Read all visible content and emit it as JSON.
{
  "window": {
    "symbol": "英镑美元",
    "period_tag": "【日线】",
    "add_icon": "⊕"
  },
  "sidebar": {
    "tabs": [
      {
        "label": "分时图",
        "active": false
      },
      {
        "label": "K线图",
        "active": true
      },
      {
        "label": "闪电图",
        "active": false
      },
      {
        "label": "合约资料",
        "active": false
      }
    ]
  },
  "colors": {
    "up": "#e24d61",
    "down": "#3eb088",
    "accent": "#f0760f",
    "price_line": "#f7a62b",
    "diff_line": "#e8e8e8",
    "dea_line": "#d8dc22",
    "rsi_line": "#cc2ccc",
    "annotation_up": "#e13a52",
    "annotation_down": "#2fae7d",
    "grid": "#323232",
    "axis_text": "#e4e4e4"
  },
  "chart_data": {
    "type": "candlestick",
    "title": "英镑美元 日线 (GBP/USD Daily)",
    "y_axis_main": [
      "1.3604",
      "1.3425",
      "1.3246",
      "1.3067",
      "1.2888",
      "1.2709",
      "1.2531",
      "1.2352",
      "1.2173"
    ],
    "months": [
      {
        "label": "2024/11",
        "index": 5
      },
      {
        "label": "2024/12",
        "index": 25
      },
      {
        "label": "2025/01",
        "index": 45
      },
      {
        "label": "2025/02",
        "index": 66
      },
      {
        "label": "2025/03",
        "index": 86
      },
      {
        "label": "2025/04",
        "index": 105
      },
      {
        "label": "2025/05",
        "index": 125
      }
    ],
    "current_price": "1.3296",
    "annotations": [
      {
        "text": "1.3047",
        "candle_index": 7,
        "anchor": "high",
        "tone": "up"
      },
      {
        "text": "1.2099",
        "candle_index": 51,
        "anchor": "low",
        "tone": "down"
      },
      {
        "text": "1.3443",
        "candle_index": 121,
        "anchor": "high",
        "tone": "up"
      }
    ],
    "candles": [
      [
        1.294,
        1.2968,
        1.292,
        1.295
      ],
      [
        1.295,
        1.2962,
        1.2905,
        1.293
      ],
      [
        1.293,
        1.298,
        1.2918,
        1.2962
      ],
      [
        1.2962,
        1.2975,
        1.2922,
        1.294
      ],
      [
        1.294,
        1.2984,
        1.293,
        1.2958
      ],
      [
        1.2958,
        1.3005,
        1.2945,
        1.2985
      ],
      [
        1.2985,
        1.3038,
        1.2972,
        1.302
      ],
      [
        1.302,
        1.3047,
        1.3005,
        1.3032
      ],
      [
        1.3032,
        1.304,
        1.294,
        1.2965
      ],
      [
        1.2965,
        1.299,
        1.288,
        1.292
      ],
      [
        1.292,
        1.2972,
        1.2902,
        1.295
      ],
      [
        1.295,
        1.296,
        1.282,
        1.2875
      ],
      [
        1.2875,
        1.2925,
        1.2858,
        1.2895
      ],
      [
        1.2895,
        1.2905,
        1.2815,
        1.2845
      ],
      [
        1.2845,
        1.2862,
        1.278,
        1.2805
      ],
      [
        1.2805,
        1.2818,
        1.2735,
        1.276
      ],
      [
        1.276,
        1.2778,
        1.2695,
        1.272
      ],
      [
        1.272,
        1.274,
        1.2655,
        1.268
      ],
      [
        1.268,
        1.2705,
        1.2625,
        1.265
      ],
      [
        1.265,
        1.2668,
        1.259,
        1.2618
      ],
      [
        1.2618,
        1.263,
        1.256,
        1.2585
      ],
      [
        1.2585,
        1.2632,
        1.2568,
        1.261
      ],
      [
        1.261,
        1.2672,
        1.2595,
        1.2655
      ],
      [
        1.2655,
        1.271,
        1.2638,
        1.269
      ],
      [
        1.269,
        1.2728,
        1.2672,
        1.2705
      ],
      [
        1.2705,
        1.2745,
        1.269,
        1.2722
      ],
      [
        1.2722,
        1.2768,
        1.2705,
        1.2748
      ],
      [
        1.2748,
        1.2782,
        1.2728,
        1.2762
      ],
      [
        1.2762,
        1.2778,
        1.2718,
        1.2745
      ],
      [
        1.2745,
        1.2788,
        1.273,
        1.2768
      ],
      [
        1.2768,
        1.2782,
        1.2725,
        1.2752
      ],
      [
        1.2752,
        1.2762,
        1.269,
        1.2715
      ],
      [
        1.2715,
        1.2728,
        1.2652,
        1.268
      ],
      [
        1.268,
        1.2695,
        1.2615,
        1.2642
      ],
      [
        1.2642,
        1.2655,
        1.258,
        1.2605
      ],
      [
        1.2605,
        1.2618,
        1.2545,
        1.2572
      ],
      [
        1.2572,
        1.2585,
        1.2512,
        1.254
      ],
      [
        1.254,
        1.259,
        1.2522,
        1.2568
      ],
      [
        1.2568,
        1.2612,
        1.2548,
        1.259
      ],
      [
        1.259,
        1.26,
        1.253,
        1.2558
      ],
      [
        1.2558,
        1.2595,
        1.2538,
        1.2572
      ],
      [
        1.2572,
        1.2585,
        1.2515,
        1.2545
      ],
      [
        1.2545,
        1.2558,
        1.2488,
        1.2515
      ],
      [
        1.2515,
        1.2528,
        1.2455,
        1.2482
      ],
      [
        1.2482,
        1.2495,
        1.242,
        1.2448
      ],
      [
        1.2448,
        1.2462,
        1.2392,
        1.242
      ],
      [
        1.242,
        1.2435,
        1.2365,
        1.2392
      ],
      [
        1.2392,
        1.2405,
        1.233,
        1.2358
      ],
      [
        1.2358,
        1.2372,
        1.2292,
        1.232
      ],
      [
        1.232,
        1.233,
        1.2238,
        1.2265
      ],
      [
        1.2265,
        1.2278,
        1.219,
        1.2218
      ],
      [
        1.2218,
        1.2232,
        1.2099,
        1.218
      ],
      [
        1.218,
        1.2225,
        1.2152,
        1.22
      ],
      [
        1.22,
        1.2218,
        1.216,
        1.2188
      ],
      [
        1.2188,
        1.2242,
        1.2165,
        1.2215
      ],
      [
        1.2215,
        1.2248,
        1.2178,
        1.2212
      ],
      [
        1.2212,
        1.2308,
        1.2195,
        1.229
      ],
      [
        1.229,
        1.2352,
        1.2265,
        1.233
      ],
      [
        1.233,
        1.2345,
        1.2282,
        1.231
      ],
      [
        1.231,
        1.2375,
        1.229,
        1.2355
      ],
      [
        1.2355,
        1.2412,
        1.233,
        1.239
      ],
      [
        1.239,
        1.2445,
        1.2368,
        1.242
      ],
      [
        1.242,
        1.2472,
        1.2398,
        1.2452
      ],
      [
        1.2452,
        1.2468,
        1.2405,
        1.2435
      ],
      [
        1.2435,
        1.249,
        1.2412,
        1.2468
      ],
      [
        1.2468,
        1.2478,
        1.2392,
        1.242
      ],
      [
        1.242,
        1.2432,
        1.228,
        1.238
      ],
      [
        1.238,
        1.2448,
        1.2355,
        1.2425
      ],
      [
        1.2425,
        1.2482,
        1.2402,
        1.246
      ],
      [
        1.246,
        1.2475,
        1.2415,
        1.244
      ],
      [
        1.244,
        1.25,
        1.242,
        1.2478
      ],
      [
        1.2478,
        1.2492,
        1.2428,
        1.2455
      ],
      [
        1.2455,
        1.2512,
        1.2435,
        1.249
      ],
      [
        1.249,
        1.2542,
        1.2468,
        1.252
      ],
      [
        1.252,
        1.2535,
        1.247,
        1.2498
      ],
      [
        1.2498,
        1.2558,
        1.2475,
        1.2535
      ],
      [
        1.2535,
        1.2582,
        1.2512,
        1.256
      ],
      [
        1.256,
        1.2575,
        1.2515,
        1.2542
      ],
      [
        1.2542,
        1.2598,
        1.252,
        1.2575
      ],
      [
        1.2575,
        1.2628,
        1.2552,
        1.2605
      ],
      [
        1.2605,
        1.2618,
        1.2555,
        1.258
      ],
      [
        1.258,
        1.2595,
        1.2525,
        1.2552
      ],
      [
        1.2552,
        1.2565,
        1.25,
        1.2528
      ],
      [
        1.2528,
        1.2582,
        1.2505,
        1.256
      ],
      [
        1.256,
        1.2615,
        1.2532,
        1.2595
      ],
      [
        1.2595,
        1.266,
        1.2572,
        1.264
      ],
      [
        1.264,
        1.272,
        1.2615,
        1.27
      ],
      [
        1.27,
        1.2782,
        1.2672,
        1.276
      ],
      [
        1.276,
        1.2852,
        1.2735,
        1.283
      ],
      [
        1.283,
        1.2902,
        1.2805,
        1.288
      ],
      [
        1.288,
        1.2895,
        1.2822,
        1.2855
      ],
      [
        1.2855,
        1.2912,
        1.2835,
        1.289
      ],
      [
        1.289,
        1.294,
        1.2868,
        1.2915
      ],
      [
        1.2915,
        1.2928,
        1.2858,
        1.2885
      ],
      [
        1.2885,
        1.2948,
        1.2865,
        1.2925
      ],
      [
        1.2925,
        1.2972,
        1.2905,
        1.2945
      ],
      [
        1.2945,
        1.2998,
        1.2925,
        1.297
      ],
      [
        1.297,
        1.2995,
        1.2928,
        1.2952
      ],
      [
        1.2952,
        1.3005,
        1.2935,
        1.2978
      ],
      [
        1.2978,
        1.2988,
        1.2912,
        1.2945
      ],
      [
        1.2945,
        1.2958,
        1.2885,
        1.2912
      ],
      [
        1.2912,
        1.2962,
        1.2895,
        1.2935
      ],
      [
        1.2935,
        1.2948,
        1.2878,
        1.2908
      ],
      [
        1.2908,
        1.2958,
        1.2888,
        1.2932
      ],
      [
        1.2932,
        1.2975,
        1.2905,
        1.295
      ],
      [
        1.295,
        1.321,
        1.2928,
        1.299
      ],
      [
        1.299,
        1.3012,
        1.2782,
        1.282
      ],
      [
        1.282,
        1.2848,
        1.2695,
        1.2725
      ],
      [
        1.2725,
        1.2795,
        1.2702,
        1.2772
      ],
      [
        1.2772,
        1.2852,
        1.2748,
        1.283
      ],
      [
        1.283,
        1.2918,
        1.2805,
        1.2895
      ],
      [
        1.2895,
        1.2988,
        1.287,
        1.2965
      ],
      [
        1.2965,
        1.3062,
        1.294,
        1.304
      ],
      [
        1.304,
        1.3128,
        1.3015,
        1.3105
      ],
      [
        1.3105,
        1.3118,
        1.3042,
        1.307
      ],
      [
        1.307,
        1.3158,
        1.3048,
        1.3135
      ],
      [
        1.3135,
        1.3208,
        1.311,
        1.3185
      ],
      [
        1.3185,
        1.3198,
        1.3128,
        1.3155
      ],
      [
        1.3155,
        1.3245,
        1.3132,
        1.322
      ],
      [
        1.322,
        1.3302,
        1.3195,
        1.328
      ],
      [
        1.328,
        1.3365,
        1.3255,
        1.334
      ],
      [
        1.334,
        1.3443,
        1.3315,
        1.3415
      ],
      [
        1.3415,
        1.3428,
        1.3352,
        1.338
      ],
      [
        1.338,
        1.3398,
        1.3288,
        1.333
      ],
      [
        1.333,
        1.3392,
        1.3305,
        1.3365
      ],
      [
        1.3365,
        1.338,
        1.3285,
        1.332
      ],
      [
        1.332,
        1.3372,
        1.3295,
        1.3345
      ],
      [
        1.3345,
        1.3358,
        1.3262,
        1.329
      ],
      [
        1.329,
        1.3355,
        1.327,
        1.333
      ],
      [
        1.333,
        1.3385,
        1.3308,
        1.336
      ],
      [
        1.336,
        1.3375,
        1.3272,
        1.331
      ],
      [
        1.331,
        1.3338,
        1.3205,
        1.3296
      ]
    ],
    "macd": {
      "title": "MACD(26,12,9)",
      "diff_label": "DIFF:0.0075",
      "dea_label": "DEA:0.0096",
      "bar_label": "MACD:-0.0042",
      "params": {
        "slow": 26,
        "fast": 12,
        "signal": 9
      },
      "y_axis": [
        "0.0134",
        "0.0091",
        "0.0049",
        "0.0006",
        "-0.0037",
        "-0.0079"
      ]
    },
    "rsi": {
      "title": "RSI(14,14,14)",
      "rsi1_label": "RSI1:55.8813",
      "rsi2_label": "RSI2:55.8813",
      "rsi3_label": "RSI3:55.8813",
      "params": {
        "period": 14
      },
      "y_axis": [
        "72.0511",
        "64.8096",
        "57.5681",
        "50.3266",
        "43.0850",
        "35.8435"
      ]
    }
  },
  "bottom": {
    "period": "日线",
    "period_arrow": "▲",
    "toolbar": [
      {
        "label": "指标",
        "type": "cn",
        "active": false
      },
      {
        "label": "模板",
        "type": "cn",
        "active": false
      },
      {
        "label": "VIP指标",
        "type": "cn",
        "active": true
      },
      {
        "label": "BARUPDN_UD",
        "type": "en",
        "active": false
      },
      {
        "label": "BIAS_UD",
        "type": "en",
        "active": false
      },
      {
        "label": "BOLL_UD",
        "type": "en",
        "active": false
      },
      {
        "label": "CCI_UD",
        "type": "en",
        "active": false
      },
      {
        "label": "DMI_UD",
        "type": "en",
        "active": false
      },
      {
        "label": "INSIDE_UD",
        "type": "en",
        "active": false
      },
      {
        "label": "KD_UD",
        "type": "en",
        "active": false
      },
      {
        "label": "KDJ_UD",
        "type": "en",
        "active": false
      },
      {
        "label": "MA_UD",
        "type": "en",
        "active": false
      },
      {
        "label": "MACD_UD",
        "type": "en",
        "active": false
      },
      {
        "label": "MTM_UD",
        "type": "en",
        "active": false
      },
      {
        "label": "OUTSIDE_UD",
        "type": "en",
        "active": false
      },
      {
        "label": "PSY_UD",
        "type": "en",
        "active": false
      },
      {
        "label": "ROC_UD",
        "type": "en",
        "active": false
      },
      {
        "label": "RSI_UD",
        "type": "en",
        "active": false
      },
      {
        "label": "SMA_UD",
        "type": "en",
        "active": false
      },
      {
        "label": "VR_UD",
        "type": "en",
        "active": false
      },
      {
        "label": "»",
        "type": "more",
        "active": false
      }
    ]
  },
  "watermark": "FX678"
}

###

> **Aim of the exercise**
Isolate the lines that hold the word "英镑美元" and copy all of them.

> **Exercise output**
    "symbol": "英镑美元",
    "title": "英镑美元 日线 (GBP/USD Daily)",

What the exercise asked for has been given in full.